:: Extract ::

==============================

On May 21, Australia watched as a blue line and a red line steadily grew towards a target of 76. The number of seats secured by the Labor and Liberal party were front and centre as election night forged ahead.
But by 10pm, it became apparent that another phenomenon—neither blue nor red—had emerged, taking the seats which were formerly in the comfort of major Liberal MPs (including that of treasurer Josh Frydenberg). The teal independents were cementing their place within Australia’s government for the next three years.
These candidates, predominantly female, quickly became some of the most recognisable faces of this year’s election—there is Allegra Spender, who was unmissable in campaign signage across Sydney’s eastern suburbs in recent weeks. She won the seat for Wentworth over Liberal MP Dave Sharma. Then came Dr Monique Ryan, who won Kooyong over Frydenberg in perhaps one of the most significant wins of the election. Sophie Scamps also pipped Liberal incumbent Jason Falinski at the post, taking the seat of Mackellar for her own.
It didn’t stop there, of course. It was a sight to behold, a “teal bath”, they called it as the results came flooding in. And it had everyone asking the same question: who exactly are the teal candidates that won, and what will happen now they have a voice in Australia’s government?
Below, everything you need to know about them.

==============================

:: Provided material ::
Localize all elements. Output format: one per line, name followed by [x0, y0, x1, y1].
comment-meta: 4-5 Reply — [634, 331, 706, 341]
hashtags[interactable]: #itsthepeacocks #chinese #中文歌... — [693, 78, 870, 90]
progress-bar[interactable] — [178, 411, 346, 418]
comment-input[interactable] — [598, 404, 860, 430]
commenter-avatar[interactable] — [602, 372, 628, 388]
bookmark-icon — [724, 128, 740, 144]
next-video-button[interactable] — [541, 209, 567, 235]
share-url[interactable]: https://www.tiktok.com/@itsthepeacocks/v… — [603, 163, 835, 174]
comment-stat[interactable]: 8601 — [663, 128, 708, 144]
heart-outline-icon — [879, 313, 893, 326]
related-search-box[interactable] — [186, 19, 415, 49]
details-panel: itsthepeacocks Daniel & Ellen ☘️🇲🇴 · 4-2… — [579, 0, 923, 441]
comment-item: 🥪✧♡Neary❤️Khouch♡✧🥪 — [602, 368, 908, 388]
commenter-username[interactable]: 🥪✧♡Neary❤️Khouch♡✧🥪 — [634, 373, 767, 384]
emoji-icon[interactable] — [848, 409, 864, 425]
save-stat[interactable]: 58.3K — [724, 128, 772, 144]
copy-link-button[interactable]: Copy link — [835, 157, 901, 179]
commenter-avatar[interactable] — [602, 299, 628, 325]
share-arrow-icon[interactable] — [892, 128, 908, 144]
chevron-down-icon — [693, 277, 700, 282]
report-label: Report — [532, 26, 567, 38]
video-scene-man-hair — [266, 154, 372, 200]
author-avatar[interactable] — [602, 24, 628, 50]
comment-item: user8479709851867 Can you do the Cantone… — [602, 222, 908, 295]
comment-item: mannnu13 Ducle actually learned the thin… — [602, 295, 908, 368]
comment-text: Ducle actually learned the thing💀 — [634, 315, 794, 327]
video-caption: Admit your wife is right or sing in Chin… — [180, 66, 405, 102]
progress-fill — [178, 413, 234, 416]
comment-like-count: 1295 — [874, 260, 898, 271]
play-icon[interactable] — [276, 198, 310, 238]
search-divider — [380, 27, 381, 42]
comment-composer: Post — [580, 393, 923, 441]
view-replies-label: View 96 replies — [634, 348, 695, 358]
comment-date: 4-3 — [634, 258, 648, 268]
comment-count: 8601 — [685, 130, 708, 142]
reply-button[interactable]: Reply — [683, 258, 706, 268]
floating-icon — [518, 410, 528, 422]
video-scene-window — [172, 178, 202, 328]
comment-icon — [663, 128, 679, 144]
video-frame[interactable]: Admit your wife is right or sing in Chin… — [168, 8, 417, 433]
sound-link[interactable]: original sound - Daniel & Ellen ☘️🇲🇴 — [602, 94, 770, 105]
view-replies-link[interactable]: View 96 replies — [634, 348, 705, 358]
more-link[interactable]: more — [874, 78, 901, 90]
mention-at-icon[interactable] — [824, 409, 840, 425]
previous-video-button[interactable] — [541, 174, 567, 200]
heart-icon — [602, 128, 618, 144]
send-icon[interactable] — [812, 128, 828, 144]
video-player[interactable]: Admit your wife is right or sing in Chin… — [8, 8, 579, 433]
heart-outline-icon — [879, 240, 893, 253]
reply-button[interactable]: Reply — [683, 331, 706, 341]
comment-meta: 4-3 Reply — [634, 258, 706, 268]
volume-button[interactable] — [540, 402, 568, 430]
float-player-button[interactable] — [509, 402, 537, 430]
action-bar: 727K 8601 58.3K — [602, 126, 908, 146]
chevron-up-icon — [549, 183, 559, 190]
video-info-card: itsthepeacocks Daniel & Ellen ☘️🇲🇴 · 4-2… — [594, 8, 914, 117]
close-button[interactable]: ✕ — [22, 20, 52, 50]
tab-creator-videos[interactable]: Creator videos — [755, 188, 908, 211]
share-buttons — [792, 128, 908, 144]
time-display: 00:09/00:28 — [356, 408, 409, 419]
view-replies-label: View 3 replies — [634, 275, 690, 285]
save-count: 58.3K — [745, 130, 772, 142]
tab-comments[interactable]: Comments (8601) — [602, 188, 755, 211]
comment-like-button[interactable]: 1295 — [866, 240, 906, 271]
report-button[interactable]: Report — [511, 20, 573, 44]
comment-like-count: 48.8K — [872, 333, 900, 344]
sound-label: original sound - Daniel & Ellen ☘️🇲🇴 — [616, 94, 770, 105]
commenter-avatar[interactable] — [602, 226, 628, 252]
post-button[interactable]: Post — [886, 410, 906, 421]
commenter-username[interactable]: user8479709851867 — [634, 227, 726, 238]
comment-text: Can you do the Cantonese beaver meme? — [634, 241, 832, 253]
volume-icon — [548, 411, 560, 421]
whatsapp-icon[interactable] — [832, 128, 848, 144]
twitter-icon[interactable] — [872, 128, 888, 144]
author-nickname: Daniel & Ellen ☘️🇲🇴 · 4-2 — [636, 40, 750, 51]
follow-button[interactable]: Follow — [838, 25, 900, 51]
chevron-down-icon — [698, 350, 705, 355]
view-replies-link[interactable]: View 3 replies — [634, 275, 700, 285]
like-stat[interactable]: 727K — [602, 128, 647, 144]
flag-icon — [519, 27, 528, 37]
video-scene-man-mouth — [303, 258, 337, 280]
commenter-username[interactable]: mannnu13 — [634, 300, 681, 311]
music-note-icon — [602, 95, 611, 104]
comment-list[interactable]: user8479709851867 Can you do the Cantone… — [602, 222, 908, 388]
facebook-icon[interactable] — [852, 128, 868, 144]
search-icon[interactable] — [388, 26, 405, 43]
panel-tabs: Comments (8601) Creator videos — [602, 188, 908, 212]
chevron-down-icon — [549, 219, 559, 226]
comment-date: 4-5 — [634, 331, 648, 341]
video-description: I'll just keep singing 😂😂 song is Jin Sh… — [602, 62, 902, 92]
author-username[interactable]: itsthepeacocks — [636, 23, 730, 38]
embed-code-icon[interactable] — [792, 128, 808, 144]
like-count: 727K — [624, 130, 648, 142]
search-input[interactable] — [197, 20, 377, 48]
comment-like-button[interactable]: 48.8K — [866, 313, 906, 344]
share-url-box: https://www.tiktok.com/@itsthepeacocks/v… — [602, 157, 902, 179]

==============================

:: Set of tasks ::
(a) Using the article on the teal independents, say whether each statement agrees with it: (i) the lines on election night grew toward a target of 76; (ii) Allegra Spender won the seat of Kooyong; (iii) Sophie Scamps took Mackellar from Jason Falinski. Answer yes or no for each and quote the words of the article that decide it.
(b) From the article on the teal independents, copy word for word the part that opens with the words containing "It didn’t stop" and closes with "know about them.".

:: Results for each task ::
(a)
(i) Yes: "a blue line and a red line steadily grew towards a target of 76"
(ii) No: "She won the seat for Wentworth over Liberal MP Dave Sharma."
(iii) Yes: "Sophie Scamps also pipped Liberal incumbent Jason Falinski at the post, taking the seat of Mackellar for her own."

(b)
It didn’t stop there, of course. It was a sight to behold, a “teal bath”, they called it as the results came flooding in. And it had everyone asking the same question: who exactly are the teal candidates that won, and what will happen now they have a voice in Australia’s government?
Below, everything you need to know about them.